=== Data ===
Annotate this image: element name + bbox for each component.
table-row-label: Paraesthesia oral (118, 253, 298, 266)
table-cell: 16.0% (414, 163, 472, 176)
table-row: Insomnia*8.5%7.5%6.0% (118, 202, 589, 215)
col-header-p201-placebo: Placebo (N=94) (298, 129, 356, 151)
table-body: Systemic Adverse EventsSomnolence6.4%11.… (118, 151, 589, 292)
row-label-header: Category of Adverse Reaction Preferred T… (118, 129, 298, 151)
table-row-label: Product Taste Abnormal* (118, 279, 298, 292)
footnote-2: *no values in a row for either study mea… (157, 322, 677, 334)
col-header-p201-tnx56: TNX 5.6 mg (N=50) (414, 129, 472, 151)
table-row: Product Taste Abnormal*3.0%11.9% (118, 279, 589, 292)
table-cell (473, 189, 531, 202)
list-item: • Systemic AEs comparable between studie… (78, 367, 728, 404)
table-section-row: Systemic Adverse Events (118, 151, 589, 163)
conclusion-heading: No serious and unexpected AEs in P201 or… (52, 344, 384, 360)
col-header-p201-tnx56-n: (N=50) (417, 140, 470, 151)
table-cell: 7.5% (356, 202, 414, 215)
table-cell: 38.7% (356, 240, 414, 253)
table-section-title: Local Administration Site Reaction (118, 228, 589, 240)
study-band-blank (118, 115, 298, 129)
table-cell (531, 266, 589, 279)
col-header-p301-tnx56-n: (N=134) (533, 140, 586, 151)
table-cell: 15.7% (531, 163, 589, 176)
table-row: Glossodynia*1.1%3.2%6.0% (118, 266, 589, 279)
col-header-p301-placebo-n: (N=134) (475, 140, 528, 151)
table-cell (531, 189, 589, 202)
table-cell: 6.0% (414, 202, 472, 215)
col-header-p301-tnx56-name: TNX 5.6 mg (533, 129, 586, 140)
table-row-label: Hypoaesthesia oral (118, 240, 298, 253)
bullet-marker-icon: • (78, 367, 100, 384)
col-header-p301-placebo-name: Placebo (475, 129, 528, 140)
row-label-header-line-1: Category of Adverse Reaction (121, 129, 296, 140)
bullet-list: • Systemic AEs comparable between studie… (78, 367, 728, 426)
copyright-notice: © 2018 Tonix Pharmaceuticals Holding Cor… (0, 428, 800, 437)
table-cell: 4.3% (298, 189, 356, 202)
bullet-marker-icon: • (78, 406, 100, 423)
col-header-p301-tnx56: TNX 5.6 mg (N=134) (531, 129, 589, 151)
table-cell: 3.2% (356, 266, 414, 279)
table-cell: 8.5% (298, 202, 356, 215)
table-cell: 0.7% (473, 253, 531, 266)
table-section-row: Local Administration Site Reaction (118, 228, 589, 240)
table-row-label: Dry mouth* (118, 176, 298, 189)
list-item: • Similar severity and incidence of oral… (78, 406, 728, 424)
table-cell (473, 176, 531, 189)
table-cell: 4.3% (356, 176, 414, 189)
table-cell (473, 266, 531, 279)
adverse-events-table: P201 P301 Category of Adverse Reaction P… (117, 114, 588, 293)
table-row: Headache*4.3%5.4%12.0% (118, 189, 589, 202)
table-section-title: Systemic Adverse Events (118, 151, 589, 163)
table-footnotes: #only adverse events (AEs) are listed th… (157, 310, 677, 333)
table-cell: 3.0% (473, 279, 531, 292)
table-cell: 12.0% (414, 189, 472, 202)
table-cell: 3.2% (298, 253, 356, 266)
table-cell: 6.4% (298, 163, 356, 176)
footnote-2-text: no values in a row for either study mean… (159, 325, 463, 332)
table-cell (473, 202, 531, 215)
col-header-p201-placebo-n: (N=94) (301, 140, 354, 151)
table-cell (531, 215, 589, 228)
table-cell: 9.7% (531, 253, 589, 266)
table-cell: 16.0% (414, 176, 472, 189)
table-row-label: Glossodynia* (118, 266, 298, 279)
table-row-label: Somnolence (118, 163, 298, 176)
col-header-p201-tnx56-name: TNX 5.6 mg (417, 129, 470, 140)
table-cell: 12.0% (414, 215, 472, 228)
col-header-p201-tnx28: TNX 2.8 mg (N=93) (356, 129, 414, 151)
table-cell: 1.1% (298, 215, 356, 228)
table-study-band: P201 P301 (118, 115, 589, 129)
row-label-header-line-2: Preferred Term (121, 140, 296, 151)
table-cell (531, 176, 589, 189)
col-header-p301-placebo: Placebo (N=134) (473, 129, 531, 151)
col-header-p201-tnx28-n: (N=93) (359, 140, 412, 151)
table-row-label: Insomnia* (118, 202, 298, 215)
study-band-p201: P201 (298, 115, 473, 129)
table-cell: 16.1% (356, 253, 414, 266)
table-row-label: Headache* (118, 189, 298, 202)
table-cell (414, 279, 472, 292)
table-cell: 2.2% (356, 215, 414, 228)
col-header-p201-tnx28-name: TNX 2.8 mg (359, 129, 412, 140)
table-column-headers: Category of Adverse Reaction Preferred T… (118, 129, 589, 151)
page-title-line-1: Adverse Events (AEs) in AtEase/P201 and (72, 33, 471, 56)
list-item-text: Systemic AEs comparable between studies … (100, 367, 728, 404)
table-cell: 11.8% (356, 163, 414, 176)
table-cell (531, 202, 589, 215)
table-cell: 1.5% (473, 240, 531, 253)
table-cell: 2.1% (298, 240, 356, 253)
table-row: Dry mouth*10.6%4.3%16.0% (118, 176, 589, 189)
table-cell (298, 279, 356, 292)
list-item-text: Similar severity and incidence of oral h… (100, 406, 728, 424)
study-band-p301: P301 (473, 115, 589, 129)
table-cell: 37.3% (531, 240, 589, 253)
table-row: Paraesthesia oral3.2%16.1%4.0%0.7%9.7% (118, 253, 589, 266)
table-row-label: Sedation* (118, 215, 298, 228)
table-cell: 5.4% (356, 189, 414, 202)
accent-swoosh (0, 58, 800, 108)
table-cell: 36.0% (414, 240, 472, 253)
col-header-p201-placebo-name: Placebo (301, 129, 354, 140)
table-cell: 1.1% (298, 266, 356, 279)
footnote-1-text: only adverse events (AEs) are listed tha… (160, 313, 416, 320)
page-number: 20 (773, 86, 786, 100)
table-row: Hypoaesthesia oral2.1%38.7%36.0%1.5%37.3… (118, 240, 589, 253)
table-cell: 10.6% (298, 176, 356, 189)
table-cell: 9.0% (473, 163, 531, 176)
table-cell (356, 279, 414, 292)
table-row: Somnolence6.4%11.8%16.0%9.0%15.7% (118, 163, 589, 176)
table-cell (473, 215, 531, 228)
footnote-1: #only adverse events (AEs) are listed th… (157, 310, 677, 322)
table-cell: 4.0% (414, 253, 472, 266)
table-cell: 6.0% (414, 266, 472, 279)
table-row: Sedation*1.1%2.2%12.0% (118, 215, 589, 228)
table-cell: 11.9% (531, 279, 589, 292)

=== What is being asked ===
Copy every line of the entries above verbatim, keeping each character and line unchanged.

=== Written response ===
Annotate this image: element name + bbox for each component.
table-row-label: Paraesthesia oral (118, 253, 298, 266)
table-cell: 16.0% (414, 163, 472, 176)
table-row: Insomnia*8.5%7.5%6.0% (118, 202, 589, 215)
col-header-p201-placebo: Placebo (N=94) (298, 129, 356, 151)
table-body: Systemic Adverse EventsSomnolence6.4%11.… (118, 151, 589, 292)
row-label-header: Category of Adverse Reaction Preferred T… (118, 129, 298, 151)
table-row-label: Product Taste Abnormal* (118, 279, 298, 292)
footnote-2: *no values in a row for either study mea… (157, 322, 677, 334)
col-header-p201-tnx56: TNX 5.6 mg (N=50) (414, 129, 472, 151)
table-row: Product Taste Abnormal*3.0%11.9% (118, 279, 589, 292)
table-cell (473, 189, 531, 202)
list-item: • Systemic AEs comparable between studie… (78, 367, 728, 404)
table-section-row: Systemic Adverse Events (118, 151, 589, 163)
conclusion-heading: No serious and unexpected AEs in P201 or… (52, 344, 384, 360)
col-header-p201-tnx56-n: (N=50) (417, 140, 470, 151)
table-cell: 7.5% (356, 202, 414, 215)
table-cell: 38.7% (356, 240, 414, 253)
table-section-title: Local Administration Site Reaction (118, 228, 589, 240)
study-band-blank (118, 115, 298, 129)
table-cell (531, 266, 589, 279)
col-header-p301-tnx56-n: (N=134) (533, 140, 586, 151)
table-cell: 15.7% (531, 163, 589, 176)
table-row: Glossodynia*1.1%3.2%6.0% (118, 266, 589, 279)
col-header-p301-placebo-n: (N=134) (475, 140, 528, 151)
table-cell (531, 189, 589, 202)
table-cell: 6.0% (414, 202, 472, 215)
col-header-p301-tnx56-name: TNX 5.6 mg (533, 129, 586, 140)
table-row-label: Hypoaesthesia oral (118, 240, 298, 253)
bullet-marker-icon: • (78, 367, 100, 384)
col-header-p301-placebo-name: Placebo (475, 129, 528, 140)
row-label-header-line-1: Category of Adverse Reaction (121, 129, 296, 140)
bullet-list: • Systemic AEs comparable between studie… (78, 367, 728, 426)
copyright-notice: © 2018 Tonix Pharmaceuticals Holding Cor… (0, 428, 800, 437)
table-cell: 4.3% (298, 189, 356, 202)
bullet-marker-icon: • (78, 406, 100, 423)
col-header-p301-tnx56: TNX 5.6 mg (N=134) (531, 129, 589, 151)
table-cell: 3.2% (356, 266, 414, 279)
table-cell: 8.5% (298, 202, 356, 215)
table-cell: 0.7% (473, 253, 531, 266)
table-section-row: Local Administration Site Reaction (118, 228, 589, 240)
table-row-label: Dry mouth* (118, 176, 298, 189)
list-item: • Similar severity and incidence of oral… (78, 406, 728, 424)
table-cell (473, 176, 531, 189)
table-cell: 4.3% (356, 176, 414, 189)
table-cell (473, 266, 531, 279)
adverse-events-table: P201 P301 Category of Adverse Reaction P… (117, 114, 588, 293)
table-row: Headache*4.3%5.4%12.0% (118, 189, 589, 202)
table-section-title: Systemic Adverse Events (118, 151, 589, 163)
table-footnotes: #only adverse events (AEs) are listed th… (157, 310, 677, 333)
table-cell: 3.0% (473, 279, 531, 292)
table-cell: 12.0% (414, 189, 472, 202)
table-cell: 3.2% (298, 253, 356, 266)
table-cell: 6.4% (298, 163, 356, 176)
footnote-2-text: no values in a row for either study mean… (159, 325, 463, 332)
table-cell (473, 202, 531, 215)
col-header-p201-placebo-n: (N=94) (301, 140, 354, 151)
table-cell (531, 215, 589, 228)
table-cell: 9.7% (531, 253, 589, 266)
table-cell: 16.0% (414, 176, 472, 189)
table-row-label: Glossodynia* (118, 266, 298, 279)
table-row-label: Somnolence (118, 163, 298, 176)
col-header-p201-tnx56-name: TNX 5.6 mg (417, 129, 470, 140)
table-cell: 12.0% (414, 215, 472, 228)
col-header-p201-tnx28: TNX 2.8 mg (N=93) (356, 129, 414, 151)
table-cell: 1.1% (298, 215, 356, 228)
table-study-band: P201 P301 (118, 115, 589, 129)
row-label-header-line-2: Preferred Term (121, 140, 296, 151)
table-cell (531, 176, 589, 189)
col-header-p301-placebo: Placebo (N=134) (473, 129, 531, 151)
col-header-p201-tnx28-n: (N=93) (359, 140, 412, 151)
table-row-label: Insomnia* (118, 202, 298, 215)
study-band-p201: P201 (298, 115, 473, 129)
table-cell: 16.1% (356, 253, 414, 266)
table-row-label: Headache* (118, 189, 298, 202)
table-cell (414, 279, 472, 292)
table-cell: 2.2% (356, 215, 414, 228)
col-header-p201-tnx28-name: TNX 2.8 mg (359, 129, 412, 140)
table-column-headers: Category of Adverse Reaction Preferred T… (118, 129, 589, 151)
page-title-line-1: Adverse Events (AEs) in AtEase/P201 and (72, 33, 471, 56)
list-item-text: Systemic AEs comparable between studies … (100, 367, 728, 404)
table-cell: 11.8% (356, 163, 414, 176)
table-cell (531, 202, 589, 215)
table-cell: 1.5% (473, 240, 531, 253)
table-cell: 2.1% (298, 240, 356, 253)
table-row: Dry mouth*10.6%4.3%16.0% (118, 176, 589, 189)
table-cell (298, 279, 356, 292)
list-item-text: Similar severity and incidence of oral h… (100, 406, 728, 424)
study-band-p301: P301 (473, 115, 589, 129)
table-cell: 37.3% (531, 240, 589, 253)
table-row: Paraesthesia oral3.2%16.1%4.0%0.7%9.7% (118, 253, 589, 266)
table-row-label: Sedation* (118, 215, 298, 228)
table-cell: 5.4% (356, 189, 414, 202)
accent-swoosh (0, 58, 800, 108)
table-cell: 36.0% (414, 240, 472, 253)
col-header-p201-placebo-name: Placebo (301, 129, 354, 140)
table-cell: 1.1% (298, 266, 356, 279)
footnote-1-text: only adverse events (AEs) are listed tha… (160, 313, 416, 320)
page-number: 20 (773, 86, 786, 100)
table-row: Hypoaesthesia oral2.1%38.7%36.0%1.5%37.3… (118, 240, 589, 253)
table-cell: 10.6% (298, 176, 356, 189)
table-cell: 9.0% (473, 163, 531, 176)
table-cell (356, 279, 414, 292)
table-row: Somnolence6.4%11.8%16.0%9.0%15.7% (118, 163, 589, 176)
table-cell (473, 215, 531, 228)
footnote-1: #only adverse events (AEs) are listed th… (157, 310, 677, 322)
table-cell: 4.0% (414, 253, 472, 266)
table-cell: 6.0% (414, 266, 472, 279)
table-row: Sedation*1.1%2.2%12.0% (118, 215, 589, 228)
table-cell: 11.9% (531, 279, 589, 292)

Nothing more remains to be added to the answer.